-------- Input material

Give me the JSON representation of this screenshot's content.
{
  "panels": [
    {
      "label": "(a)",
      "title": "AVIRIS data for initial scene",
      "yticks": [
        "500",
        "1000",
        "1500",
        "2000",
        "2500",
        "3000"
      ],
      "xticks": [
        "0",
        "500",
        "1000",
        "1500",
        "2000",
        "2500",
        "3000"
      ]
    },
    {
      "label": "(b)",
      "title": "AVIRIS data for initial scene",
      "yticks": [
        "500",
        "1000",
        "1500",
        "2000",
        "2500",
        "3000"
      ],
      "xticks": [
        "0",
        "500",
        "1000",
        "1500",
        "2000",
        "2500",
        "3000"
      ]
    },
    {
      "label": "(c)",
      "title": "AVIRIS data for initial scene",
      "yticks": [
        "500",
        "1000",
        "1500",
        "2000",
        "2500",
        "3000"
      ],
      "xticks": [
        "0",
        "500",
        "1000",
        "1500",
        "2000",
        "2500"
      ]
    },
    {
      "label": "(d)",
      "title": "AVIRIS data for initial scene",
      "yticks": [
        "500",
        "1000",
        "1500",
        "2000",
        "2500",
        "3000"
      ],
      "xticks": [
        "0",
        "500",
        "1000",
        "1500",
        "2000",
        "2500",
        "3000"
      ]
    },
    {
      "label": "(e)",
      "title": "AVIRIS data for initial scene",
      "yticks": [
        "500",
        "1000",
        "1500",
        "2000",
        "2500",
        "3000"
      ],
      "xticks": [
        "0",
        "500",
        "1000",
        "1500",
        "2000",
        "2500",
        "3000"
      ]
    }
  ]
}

----------------

Aim -
Retype all of the material above with every character intact.

Exercise result -
Give me the JSON representation of this screenshot's content.
{
  "panels": [
    {
      "label": "(a)",
      "title": "AVIRIS data for initial scene",
      "yticks": [
        "500",
        "1000",
        "1500",
        "2000",
        "2500",
        "3000"
      ],
      "xticks": [
        "0",
        "500",
        "1000",
        "1500",
        "2000",
        "2500",
        "3000"
      ]
    },
    {
      "label": "(b)",
      "title": "AVIRIS data for initial scene",
      "yticks": [
        "500",
        "1000",
        "1500",
        "2000",
        "2500",
        "3000"
      ],
      "xticks": [
        "0",
        "500",
        "1000",
        "1500",
        "2000",
        "2500",
        "3000"
      ]
    },
    {
      "label": "(c)",
      "title": "AVIRIS data for initial scene",
      "yticks": [
        "500",
        "1000",
        "1500",
        "2000",
        "2500",
        "3000"
      ],
      "xticks": [
        "0",
        "500",
        "1000",
        "1500",
        "2000",
        "2500"
      ]
    },
    {
      "label": "(d)",
      "title": "AVIRIS data for initial scene",
      "yticks": [
        "500",
        "1000",
        "1500",
        "2000",
        "2500",
        "3000"
      ],
      "xticks": [
        "0",
        "500",
        "1000",
        "1500",
        "2000",
        "2500",
        "3000"
      ]
    },
    {
      "label": "(e)",
      "title": "AVIRIS data for initial scene",
      "yticks": [
        "500",
        "1000",
        "1500",
        "2000",
        "2500",
        "3000"
      ],
      "xticks": [
        "0",
        "500",
        "1000",
        "1500",
        "2000",
        "2500",
        "3000"
      ]
    }
  ]
}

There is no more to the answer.